_Questions de compréhension_:
**a)** Relevez toutes les villes avec lesquelles le texte sur Marseille compare la cité phocéenne.
**b)** D'après le texte sur Marseille, quelle part des Marseillais déclare se sentir en sécurité dans sa ville ?
**c)** Prolongez le texte sur Marseille à partir de sa dernière phrase.

Un retard criant face aux modèles européens
Comparée à des villes régulièrement citées en exemple comme Zurich, Luxembourg ou Copenhague, Marseille semble accuser un décalage important dans la gestion des déchets et de l’espace public. Là où certaines métropoles ont fait de la propreté un marqueur de qualité de vie et d’attractivité, la cité phocéenne peine encore à instaurer une discipline collective durable et une réponse municipale jugée suffisamment réactive.
Le sentiment d’insécurité, une autre fracture majeure
Au-delà de la saleté, l’étude pointe un second point noir : seuls 43 % des Marseillais déclarent se sentir en sécurité dans leur ville. À titre de comparaison, ce taux dépasse 80 % dans des villes comme Zurich ou Copenhague. Criminalité organisée, incivilités répétées, dégradations du mobilier urbain : autant d’éléments qui alimentent une inquiétude diffuse, renforcée par la médiatisation régulière de faits divers violents.

Entrées de données enregistrées
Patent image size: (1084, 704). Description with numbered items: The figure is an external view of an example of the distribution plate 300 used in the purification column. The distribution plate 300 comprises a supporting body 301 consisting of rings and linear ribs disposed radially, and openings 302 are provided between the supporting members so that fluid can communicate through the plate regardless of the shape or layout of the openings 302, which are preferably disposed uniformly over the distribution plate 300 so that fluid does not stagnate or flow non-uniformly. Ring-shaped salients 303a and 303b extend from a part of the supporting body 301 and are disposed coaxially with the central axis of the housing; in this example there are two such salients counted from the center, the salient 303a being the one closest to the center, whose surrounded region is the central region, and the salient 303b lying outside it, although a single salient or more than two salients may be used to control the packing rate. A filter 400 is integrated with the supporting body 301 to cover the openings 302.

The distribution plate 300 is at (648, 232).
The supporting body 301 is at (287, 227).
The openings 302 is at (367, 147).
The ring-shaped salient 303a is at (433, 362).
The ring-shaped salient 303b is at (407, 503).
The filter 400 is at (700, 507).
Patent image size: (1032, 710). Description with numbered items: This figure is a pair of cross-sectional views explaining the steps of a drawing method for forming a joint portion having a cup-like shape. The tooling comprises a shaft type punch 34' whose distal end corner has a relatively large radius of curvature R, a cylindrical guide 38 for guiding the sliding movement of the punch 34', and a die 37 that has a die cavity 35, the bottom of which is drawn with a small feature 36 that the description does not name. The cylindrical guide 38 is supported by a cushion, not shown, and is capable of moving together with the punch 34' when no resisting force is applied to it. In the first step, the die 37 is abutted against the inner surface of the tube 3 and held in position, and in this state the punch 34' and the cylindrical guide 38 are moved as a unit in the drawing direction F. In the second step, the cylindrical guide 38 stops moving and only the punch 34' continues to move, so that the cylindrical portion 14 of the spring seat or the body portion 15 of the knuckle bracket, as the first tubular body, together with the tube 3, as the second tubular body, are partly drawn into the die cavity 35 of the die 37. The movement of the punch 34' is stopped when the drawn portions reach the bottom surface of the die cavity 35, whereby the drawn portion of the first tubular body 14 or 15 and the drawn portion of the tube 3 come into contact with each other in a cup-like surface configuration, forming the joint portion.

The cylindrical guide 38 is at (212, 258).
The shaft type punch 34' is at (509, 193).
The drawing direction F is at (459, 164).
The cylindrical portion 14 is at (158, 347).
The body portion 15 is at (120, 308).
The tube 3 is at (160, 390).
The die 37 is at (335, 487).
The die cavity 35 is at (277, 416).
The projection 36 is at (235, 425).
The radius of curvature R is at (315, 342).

_Corrigé des activités_:
**a)** Zurich, Luxembourg, Copenhague

**b)** Seuls 43 % des Marseillais.

**c)**
Une ville blessée mais toujours fière de son identité
Malgré ces indicateurs préoccupants, Marseille conserve une force d’attraction indéniable. Son patrimoine, sa diversité culturelle et son énergie populaire continuent de forger une identité unique, revendiquée par ses habitants. Consciente de l’ampleur du défi, la municipalité a engagé plusieurs chantiers : réorganisation de la collecte des déchets, campagnes de sensibilisation, investissements dans les transports et les espaces verts.
Entre transition écologique et reconquête de l’image
La métropole mise également sur des projets liés à la transition écologique. Végétalisation des places, réhabilitation de friches urbaines et initiatives locales doivent contribuer à redonner de l’élan à une ville souvent perçue comme à bout de souffle. Pour les urbanistes, le potentiel reste immense, à condition d’inscrire ces efforts dans la durée et de fédérer habitants et institutions autour d’une ambition commune.